■ **Records for this task**
● ● ● ● ● ● ●

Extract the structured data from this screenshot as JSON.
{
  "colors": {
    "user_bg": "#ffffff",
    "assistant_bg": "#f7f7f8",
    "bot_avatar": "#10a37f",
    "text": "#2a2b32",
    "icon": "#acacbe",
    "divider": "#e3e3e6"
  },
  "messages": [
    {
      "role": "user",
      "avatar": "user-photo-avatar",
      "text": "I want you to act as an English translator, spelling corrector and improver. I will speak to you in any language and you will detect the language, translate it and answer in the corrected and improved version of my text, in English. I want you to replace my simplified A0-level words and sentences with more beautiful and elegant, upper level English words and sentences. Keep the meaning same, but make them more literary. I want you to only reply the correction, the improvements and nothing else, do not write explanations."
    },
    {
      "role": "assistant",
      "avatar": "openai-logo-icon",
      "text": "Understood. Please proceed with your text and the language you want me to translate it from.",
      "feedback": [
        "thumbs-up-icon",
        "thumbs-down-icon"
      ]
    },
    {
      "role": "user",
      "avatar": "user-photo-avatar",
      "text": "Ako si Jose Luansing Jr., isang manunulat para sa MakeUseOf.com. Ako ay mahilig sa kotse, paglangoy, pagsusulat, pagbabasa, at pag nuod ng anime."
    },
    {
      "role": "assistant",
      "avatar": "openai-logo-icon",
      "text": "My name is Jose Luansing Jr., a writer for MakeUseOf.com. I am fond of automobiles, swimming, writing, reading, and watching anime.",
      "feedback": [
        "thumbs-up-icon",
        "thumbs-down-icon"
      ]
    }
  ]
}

● ● ● ● ● ● ●

■ **Task instructions**
Faithfully reproduce all of the records, character for character.

■ **Solution to this exercise**
Extract the structured data from this screenshot as JSON.
{
  "colors": {
    "user_bg": "#ffffff",
    "assistant_bg": "#f7f7f8",
    "bot_avatar": "#10a37f",
    "text": "#2a2b32",
    "icon": "#acacbe",
    "divider": "#e3e3e6"
  },
  "messages": [
    {
      "role": "user",
      "avatar": "user-photo-avatar",
      "text": "I want you to act as an English translator, spelling corrector and improver. I will speak to you in any language and you will detect the language, translate it and answer in the corrected and improved version of my text, in English. I want you to replace my simplified A0-level words and sentences with more beautiful and elegant, upper level English words and sentences. Keep the meaning same, but make them more literary. I want you to only reply the correction, the improvements and nothing else, do not write explanations."
    },
    {
      "role": "assistant",
      "avatar": "openai-logo-icon",
      "text": "Understood. Please proceed with your text and the language you want me to translate it from.",
      "feedback": [
        "thumbs-up-icon",
        "thumbs-down-icon"
      ]
    },
    {
      "role": "user",
      "avatar": "user-photo-avatar",
      "text": "Ako si Jose Luansing Jr., isang manunulat para sa MakeUseOf.com. Ako ay mahilig sa kotse, paglangoy, pagsusulat, pagbabasa, at pag nuod ng anime."
    },
    {
      "role": "assistant",
      "avatar": "openai-logo-icon",
      "text": "My name is Jose Luansing Jr., a writer for MakeUseOf.com. I am fond of automobiles, swimming, writing, reading, and watching anime.",
      "feedback": [
        "thumbs-up-icon",
        "thumbs-down-icon"
      ]
    }
  ]
}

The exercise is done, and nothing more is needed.